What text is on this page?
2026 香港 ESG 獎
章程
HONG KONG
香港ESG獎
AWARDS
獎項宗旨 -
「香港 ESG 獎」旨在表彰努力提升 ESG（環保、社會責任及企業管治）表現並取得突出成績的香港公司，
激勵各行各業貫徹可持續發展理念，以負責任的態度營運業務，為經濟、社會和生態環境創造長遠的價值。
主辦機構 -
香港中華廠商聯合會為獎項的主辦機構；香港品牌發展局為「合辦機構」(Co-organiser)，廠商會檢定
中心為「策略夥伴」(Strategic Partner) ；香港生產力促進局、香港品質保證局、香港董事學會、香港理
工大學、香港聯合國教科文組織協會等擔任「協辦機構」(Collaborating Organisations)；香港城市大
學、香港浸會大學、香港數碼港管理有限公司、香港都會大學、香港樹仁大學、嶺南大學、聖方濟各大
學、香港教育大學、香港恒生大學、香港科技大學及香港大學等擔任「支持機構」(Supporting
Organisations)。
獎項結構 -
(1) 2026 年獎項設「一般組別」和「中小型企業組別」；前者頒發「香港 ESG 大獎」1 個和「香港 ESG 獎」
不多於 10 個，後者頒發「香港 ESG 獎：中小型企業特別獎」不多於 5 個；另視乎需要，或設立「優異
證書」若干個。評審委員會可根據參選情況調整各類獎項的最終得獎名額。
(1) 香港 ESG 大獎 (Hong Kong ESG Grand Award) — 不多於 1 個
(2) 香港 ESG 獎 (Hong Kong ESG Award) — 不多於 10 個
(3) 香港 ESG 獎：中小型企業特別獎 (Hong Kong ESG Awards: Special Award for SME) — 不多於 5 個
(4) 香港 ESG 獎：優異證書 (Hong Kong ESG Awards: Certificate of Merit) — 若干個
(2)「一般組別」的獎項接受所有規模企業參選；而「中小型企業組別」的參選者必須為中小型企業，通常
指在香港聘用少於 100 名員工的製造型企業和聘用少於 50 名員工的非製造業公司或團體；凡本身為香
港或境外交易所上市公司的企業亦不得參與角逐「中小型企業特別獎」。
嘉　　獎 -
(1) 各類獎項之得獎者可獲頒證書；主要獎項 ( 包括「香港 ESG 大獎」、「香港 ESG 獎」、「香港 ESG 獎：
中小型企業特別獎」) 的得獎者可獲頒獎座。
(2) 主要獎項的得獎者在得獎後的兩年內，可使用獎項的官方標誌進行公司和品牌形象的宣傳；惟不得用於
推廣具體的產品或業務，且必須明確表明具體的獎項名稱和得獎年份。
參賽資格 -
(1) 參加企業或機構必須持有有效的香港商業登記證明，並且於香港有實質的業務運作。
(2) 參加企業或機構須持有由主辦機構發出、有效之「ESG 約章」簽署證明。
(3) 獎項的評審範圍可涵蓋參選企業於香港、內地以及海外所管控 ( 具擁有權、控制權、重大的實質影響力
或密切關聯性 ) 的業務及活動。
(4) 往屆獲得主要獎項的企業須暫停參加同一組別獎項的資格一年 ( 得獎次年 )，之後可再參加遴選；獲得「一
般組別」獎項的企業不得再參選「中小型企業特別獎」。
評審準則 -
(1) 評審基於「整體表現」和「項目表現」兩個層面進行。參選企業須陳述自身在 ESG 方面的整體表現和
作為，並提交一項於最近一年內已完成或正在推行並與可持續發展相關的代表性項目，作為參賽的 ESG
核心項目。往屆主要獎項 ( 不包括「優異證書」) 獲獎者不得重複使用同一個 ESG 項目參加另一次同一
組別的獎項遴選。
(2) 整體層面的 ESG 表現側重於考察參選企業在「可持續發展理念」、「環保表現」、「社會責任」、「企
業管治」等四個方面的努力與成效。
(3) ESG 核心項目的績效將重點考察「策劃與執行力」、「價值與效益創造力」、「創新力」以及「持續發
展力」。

--------------------------------

_AIM OF THE TASK_:
Spot every line that holds "中小型企業特別獎" and copy it.

_EXERCISE OUTPUT_:
不多於 10 個，後者頒發「香港 ESG 獎：中小型企業特別獎」不多於 5 個；另視乎需要，或設立「優異
(3) 香港 ESG 獎：中小型企業特別獎 (Hong Kong ESG Awards: Special Award for SME) — 不多於 5 個
港或境外交易所上市公司的企業亦不得參與角逐「中小型企業特別獎」。
中小型企業特別獎」) 的得獎者可獲頒獎座。
般組別」獎項的企業不得再參選「中小型企業特別獎」。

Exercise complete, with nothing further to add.